• Objective:
Give the data a second time, exactly and in full.

• Data section:
---

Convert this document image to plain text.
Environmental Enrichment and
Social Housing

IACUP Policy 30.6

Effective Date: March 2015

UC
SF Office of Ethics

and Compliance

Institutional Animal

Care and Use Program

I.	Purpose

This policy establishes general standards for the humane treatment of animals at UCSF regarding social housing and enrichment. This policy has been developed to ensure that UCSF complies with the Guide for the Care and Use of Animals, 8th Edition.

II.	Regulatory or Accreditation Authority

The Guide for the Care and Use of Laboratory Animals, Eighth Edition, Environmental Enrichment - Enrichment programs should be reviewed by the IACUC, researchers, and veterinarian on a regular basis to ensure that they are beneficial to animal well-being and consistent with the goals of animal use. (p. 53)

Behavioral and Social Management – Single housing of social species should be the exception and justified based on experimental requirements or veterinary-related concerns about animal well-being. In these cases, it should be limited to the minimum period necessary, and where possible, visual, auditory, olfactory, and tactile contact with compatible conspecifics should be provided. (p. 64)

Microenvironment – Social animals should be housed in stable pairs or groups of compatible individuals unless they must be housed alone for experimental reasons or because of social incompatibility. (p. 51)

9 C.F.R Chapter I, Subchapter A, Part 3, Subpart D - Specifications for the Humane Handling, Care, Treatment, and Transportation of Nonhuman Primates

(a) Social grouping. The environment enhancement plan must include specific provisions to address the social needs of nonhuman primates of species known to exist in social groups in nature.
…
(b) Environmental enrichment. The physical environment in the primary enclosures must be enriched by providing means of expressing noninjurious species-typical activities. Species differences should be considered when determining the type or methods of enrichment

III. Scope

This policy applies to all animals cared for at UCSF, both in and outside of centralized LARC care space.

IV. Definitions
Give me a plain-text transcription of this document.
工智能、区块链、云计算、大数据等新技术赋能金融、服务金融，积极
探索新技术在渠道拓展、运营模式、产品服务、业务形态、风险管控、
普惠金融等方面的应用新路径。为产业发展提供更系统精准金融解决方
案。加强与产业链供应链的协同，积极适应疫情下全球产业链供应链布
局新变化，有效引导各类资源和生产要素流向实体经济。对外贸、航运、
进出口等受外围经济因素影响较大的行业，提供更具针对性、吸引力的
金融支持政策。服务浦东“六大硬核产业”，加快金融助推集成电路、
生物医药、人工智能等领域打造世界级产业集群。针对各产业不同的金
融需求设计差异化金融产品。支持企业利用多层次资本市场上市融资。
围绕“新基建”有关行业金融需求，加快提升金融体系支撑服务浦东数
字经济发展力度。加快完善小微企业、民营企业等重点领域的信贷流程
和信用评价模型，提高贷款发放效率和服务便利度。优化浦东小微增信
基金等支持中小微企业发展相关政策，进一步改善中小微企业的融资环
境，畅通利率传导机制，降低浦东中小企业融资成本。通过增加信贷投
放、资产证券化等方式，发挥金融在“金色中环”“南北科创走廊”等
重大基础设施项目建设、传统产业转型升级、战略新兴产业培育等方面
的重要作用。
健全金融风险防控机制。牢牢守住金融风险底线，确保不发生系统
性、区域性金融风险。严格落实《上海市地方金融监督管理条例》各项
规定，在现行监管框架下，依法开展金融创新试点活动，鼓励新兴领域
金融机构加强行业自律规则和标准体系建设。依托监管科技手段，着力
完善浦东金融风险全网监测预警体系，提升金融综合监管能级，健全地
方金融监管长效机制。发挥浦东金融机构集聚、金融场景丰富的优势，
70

---

• Answer below:
Convert this document image to plain text.
Environmental Enrichment and
Social Housing

IACUP Policy 30.6

Effective Date: March 2015

UC
SF Office of Ethics

and Compliance

Institutional Animal

Care and Use Program

I.	Purpose

This policy establishes general standards for the humane treatment of animals at UCSF regarding social housing and enrichment. This policy has been developed to ensure that UCSF complies with the Guide for the Care and Use of Animals, 8th Edition.

II.	Regulatory or Accreditation Authority

The Guide for the Care and Use of Laboratory Animals, Eighth Edition, Environmental Enrichment - Enrichment programs should be reviewed by the IACUC, researchers, and veterinarian on a regular basis to ensure that they are beneficial to animal well-being and consistent with the goals of animal use. (p. 53)

Behavioral and Social Management – Single housing of social species should be the exception and justified based on experimental requirements or veterinary-related concerns about animal well-being. In these cases, it should be limited to the minimum period necessary, and where possible, visual, auditory, olfactory, and tactile contact with compatible conspecifics should be provided. (p. 64)

Microenvironment – Social animals should be housed in stable pairs or groups of compatible individuals unless they must be housed alone for experimental reasons or because of social incompatibility. (p. 51)

9 C.F.R Chapter I, Subchapter A, Part 3, Subpart D - Specifications for the Humane Handling, Care, Treatment, and Transportation of Nonhuman Primates

(a) Social grouping. The environment enhancement plan must include specific provisions to address the social needs of nonhuman primates of species known to exist in social groups in nature.
…
(b) Environmental enrichment. The physical environment in the primary enclosures must be enriched by providing means of expressing noninjurious species-typical activities. Species differences should be considered when determining the type or methods of enrichment

III. Scope

This policy applies to all animals cared for at UCSF, both in and outside of centralized LARC care space.

IV. Definitions
Give me a plain-text transcription of this document.
工智能、区块链、云计算、大数据等新技术赋能金融、服务金融，积极
探索新技术在渠道拓展、运营模式、产品服务、业务形态、风险管控、
普惠金融等方面的应用新路径。为产业发展提供更系统精准金融解决方
案。加强与产业链供应链的协同，积极适应疫情下全球产业链供应链布
局新变化，有效引导各类资源和生产要素流向实体经济。对外贸、航运、
进出口等受外围经济因素影响较大的行业，提供更具针对性、吸引力的
金融支持政策。服务浦东“六大硬核产业”，加快金融助推集成电路、
生物医药、人工智能等领域打造世界级产业集群。针对各产业不同的金
融需求设计差异化金融产品。支持企业利用多层次资本市场上市融资。
围绕“新基建”有关行业金融需求，加快提升金融体系支撑服务浦东数
字经济发展力度。加快完善小微企业、民营企业等重点领域的信贷流程
和信用评价模型，提高贷款发放效率和服务便利度。优化浦东小微增信
基金等支持中小微企业发展相关政策，进一步改善中小微企业的融资环
境，畅通利率传导机制，降低浦东中小企业融资成本。通过增加信贷投
放、资产证券化等方式，发挥金融在“金色中环”“南北科创走廊”等
重大基础设施项目建设、传统产业转型升级、战略新兴产业培育等方面
的重要作用。
健全金融风险防控机制。牢牢守住金融风险底线，确保不发生系统
性、区域性金融风险。严格落实《上海市地方金融监督管理条例》各项
规定，在现行监管框架下，依法开展金融创新试点活动，鼓励新兴领域
金融机构加强行业自律规则和标准体系建设。依托监管科技手段，着力
完善浦东金融风险全网监测预警体系，提升金融综合监管能级，健全地
方金融监管长效机制。发挥浦东金融机构集聚、金融场景丰富的优势，
70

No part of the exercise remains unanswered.